Start of Data in this exercise

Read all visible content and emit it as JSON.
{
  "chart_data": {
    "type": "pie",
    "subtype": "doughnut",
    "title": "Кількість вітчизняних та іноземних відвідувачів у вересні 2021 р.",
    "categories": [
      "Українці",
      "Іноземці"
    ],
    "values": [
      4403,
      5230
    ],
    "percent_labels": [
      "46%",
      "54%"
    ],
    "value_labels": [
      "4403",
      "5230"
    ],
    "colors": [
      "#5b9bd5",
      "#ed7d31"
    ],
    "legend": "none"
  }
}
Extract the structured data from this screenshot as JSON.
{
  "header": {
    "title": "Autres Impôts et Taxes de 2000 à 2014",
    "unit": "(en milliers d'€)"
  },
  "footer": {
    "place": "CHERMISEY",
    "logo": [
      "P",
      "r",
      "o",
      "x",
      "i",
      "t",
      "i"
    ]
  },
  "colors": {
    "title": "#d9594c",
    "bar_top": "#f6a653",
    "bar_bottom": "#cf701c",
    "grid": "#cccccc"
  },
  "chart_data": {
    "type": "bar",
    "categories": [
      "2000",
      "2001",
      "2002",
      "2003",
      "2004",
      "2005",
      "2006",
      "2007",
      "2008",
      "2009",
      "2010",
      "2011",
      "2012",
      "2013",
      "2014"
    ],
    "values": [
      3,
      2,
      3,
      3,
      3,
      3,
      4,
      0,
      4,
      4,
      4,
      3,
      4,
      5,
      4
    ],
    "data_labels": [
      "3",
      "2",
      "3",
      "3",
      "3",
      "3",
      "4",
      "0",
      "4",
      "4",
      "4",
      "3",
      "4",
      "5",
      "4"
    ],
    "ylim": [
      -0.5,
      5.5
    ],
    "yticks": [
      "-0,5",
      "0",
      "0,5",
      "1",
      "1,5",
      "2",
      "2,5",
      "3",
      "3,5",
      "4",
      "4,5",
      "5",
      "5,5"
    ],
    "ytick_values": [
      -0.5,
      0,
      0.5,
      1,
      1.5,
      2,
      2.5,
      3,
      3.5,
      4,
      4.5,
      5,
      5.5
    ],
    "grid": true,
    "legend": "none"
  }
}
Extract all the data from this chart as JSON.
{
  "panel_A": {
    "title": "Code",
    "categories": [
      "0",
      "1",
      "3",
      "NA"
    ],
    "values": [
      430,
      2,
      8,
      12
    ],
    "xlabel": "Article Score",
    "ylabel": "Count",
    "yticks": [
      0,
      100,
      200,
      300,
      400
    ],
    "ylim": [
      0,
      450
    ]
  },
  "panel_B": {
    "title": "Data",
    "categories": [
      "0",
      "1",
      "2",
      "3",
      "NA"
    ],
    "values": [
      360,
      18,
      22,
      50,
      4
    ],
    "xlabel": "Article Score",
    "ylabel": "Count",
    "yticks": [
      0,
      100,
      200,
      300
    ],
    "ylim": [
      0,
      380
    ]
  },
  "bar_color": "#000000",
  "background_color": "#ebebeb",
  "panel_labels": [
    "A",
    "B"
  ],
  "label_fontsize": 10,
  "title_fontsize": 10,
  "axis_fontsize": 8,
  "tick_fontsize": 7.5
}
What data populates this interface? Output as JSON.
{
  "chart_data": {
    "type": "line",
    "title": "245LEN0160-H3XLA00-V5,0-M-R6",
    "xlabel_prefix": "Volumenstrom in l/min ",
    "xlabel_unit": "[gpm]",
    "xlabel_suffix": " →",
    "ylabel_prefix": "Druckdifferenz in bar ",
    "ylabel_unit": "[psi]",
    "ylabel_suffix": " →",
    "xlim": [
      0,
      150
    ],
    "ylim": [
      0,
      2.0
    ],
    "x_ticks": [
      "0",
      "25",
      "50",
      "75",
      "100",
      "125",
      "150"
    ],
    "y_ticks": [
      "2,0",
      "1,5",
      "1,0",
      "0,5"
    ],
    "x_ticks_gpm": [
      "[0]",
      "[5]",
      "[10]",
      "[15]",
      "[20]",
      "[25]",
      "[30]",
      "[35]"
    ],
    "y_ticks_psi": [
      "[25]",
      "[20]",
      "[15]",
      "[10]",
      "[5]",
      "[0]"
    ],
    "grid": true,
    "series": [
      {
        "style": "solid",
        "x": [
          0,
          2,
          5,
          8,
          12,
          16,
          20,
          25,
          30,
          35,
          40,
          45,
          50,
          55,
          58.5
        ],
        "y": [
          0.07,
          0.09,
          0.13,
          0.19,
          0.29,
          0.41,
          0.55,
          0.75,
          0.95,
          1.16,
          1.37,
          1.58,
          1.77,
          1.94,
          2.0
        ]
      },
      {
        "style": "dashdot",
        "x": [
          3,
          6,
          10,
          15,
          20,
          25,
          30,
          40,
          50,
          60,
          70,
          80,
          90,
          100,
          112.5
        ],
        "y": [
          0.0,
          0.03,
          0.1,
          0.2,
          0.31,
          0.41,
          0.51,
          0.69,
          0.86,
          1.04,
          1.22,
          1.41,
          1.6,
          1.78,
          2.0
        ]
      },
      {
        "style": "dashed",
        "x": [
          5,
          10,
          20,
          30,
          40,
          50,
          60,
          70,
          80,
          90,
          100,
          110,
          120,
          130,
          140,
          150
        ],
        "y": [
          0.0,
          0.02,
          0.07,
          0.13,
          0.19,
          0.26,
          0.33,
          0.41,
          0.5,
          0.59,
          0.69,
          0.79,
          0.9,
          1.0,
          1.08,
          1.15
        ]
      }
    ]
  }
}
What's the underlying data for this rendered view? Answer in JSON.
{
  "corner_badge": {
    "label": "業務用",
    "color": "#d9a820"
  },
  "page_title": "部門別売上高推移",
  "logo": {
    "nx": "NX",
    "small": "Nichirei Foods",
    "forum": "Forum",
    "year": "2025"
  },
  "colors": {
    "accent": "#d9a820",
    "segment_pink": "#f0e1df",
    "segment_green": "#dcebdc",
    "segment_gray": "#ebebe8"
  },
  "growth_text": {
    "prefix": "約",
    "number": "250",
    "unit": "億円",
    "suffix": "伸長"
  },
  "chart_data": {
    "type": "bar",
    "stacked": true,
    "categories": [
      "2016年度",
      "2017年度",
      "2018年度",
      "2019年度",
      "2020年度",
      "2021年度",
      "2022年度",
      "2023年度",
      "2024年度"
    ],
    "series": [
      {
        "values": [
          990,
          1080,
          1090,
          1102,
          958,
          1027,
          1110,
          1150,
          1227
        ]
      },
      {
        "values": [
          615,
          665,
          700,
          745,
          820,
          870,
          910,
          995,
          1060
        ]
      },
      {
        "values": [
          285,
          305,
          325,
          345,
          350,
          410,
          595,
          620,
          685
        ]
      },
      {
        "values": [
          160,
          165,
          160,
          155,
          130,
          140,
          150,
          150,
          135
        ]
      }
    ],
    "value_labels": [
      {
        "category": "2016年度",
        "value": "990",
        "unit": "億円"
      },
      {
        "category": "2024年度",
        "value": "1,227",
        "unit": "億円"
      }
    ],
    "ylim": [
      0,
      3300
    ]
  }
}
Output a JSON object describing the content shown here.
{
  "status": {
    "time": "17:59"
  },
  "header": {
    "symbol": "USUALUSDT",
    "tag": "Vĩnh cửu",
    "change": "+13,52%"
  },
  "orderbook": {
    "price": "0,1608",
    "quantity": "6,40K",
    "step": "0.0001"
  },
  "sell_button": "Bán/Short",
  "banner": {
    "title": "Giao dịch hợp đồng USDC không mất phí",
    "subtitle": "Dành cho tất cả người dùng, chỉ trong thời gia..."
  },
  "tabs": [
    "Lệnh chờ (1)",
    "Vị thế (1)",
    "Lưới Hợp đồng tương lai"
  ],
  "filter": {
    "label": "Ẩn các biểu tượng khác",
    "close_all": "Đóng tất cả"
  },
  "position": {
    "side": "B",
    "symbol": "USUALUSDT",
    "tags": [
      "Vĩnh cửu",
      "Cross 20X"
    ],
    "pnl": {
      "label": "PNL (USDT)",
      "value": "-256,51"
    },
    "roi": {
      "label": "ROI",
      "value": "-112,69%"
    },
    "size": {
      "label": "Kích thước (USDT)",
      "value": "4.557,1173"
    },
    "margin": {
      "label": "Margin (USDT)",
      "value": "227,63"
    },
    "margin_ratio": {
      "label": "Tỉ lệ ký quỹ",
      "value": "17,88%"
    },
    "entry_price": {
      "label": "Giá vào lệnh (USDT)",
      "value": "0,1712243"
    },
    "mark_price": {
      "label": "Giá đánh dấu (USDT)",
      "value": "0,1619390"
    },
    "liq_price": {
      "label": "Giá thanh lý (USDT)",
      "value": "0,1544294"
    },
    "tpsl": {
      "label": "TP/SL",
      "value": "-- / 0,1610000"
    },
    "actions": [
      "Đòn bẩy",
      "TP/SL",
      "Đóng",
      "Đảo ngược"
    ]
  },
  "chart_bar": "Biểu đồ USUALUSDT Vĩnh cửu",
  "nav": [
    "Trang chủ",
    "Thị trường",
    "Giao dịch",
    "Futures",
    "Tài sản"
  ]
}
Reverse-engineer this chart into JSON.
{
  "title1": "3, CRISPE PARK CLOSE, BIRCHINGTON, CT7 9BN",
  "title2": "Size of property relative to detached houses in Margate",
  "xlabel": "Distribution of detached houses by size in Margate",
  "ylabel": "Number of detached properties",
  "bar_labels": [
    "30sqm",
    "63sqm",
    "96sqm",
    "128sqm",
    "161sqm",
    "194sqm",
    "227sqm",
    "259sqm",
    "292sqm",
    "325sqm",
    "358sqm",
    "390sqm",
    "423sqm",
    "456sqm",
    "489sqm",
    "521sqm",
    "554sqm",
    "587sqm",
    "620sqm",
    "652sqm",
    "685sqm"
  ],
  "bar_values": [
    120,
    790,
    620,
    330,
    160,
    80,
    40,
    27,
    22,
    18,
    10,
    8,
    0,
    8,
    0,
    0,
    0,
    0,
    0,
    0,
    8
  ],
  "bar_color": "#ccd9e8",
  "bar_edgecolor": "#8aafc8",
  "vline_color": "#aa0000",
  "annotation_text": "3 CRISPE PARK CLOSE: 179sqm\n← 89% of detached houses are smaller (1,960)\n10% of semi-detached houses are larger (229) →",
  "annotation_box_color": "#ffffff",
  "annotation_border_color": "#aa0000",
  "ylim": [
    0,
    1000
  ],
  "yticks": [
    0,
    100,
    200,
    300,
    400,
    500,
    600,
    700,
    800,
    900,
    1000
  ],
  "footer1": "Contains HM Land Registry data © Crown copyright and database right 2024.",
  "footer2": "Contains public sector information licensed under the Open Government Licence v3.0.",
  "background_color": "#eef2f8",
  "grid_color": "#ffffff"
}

End of Data in this exercise

Find how many lines include the string "Margate" and report that number alone.

2